→ **TASK PROMPT**:
From the listing below, copy every line with the word "ylabel".

Stored data entries:
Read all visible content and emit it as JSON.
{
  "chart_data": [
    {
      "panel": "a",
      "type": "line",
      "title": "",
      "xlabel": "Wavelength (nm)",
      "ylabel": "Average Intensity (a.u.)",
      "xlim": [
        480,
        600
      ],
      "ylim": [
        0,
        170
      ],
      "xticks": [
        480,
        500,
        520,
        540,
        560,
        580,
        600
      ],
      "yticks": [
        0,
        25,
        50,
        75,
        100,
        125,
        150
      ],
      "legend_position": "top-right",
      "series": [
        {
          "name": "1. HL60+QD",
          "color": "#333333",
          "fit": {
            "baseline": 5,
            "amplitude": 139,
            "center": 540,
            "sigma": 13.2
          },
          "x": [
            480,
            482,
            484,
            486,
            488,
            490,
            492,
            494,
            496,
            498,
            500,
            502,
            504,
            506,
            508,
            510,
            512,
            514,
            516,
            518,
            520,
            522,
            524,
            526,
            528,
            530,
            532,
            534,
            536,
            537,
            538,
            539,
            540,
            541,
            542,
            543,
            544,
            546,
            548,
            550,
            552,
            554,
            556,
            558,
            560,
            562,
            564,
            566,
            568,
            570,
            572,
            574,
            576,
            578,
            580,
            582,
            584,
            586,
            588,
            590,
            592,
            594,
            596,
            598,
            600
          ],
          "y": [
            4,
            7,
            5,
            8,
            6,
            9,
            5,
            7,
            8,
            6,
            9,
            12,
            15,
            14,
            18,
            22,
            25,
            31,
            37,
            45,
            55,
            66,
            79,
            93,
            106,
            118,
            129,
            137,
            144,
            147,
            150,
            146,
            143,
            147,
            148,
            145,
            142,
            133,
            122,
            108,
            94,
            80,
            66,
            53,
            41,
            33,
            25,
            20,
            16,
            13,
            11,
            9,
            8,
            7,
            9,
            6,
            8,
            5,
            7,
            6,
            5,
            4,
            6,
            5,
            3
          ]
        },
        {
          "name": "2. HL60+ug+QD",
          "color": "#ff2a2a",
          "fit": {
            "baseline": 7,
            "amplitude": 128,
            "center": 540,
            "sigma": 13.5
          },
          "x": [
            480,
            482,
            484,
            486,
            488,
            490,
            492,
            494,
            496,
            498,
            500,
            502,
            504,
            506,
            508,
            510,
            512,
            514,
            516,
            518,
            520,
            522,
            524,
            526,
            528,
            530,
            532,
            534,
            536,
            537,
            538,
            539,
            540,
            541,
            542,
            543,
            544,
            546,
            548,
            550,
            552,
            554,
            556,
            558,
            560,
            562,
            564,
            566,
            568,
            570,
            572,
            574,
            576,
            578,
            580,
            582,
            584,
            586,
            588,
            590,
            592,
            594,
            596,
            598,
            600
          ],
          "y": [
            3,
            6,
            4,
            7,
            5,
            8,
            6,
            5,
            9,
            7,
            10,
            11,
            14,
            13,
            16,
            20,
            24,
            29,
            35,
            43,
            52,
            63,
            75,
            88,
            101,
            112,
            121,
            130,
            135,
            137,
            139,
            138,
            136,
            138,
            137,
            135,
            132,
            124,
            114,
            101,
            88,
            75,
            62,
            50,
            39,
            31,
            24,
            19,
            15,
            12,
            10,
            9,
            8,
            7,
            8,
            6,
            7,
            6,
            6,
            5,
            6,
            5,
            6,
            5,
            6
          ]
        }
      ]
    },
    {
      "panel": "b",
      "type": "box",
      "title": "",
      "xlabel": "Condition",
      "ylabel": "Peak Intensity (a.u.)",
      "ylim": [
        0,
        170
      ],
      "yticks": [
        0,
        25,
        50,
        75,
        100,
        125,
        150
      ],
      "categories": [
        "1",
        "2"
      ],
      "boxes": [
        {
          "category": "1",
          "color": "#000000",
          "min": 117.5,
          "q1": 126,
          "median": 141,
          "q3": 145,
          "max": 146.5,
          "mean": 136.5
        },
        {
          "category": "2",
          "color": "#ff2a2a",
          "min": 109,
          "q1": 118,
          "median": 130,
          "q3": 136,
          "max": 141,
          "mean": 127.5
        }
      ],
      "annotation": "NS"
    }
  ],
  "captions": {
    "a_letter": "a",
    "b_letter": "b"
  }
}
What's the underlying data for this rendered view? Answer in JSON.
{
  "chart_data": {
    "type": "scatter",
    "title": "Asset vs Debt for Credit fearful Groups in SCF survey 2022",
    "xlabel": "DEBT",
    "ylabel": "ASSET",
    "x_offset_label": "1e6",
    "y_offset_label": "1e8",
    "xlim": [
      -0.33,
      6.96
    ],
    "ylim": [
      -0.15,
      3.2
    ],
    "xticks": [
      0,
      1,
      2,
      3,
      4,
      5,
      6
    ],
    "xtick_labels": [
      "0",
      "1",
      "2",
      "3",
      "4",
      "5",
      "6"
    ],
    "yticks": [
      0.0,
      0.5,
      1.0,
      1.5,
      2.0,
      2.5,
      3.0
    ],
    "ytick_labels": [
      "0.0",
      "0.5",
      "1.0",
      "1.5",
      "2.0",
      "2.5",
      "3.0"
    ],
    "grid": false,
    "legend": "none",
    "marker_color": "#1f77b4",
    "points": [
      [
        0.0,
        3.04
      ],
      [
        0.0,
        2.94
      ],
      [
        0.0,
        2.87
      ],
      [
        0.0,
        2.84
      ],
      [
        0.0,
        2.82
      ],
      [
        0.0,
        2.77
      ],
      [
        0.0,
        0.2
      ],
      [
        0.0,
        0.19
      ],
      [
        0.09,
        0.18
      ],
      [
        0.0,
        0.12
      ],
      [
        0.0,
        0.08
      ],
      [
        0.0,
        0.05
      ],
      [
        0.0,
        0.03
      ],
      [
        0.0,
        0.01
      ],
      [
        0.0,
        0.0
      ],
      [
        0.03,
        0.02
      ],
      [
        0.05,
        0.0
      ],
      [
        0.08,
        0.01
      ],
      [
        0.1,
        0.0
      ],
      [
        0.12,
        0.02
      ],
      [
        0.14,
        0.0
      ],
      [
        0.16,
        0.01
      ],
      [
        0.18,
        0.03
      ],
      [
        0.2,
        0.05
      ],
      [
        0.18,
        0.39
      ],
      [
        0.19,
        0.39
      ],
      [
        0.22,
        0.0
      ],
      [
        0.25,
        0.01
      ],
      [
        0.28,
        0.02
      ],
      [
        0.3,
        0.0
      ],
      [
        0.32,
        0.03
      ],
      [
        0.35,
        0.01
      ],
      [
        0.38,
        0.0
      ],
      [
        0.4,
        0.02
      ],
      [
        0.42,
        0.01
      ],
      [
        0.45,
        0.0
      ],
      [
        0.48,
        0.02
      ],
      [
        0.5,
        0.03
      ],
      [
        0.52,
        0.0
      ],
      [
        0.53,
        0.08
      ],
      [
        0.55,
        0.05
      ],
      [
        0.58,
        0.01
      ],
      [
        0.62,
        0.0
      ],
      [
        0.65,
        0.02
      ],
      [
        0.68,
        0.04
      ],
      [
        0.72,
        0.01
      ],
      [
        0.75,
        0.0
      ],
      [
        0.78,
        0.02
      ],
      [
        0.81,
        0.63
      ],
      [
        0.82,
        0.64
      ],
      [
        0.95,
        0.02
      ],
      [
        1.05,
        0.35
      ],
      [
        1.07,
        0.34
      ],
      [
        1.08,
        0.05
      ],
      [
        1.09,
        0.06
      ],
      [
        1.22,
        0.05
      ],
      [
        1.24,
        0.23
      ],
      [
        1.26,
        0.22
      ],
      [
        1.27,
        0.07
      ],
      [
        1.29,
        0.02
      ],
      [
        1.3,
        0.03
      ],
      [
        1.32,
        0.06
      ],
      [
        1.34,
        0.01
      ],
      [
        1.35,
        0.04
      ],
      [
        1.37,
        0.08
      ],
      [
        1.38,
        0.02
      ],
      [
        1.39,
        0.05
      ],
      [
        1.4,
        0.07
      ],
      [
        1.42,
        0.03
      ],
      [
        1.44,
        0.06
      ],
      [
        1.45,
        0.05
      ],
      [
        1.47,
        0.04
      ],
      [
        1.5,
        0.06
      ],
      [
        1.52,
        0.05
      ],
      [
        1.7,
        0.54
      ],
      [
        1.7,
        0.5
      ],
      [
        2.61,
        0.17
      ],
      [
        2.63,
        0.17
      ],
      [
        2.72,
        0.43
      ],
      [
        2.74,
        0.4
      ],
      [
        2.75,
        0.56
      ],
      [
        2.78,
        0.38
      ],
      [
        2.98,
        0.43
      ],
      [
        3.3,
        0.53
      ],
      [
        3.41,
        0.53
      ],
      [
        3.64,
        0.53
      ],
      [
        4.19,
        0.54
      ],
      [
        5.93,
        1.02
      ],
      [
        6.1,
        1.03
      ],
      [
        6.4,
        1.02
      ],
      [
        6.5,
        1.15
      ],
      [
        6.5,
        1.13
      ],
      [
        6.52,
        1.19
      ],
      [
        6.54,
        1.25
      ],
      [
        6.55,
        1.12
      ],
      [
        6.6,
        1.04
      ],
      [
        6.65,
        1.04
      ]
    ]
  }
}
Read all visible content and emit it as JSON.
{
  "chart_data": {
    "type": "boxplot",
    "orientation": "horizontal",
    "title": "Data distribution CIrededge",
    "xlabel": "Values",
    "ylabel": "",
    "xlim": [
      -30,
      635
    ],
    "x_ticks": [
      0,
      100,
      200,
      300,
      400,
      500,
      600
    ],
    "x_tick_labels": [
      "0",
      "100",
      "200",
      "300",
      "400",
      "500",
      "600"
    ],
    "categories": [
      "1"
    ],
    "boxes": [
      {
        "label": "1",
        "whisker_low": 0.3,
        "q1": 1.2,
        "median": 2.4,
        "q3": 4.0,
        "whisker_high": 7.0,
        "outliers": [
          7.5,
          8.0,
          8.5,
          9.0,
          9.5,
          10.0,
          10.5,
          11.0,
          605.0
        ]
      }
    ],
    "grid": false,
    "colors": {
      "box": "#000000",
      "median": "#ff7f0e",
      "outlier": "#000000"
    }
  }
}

→ **EXERCISE RESULT**:
      "ylabel": "Average Intensity (a.u.)",
      "ylabel": "Peak Intensity (a.u.)",
    "ylabel": "ASSET",
    "ylabel": "",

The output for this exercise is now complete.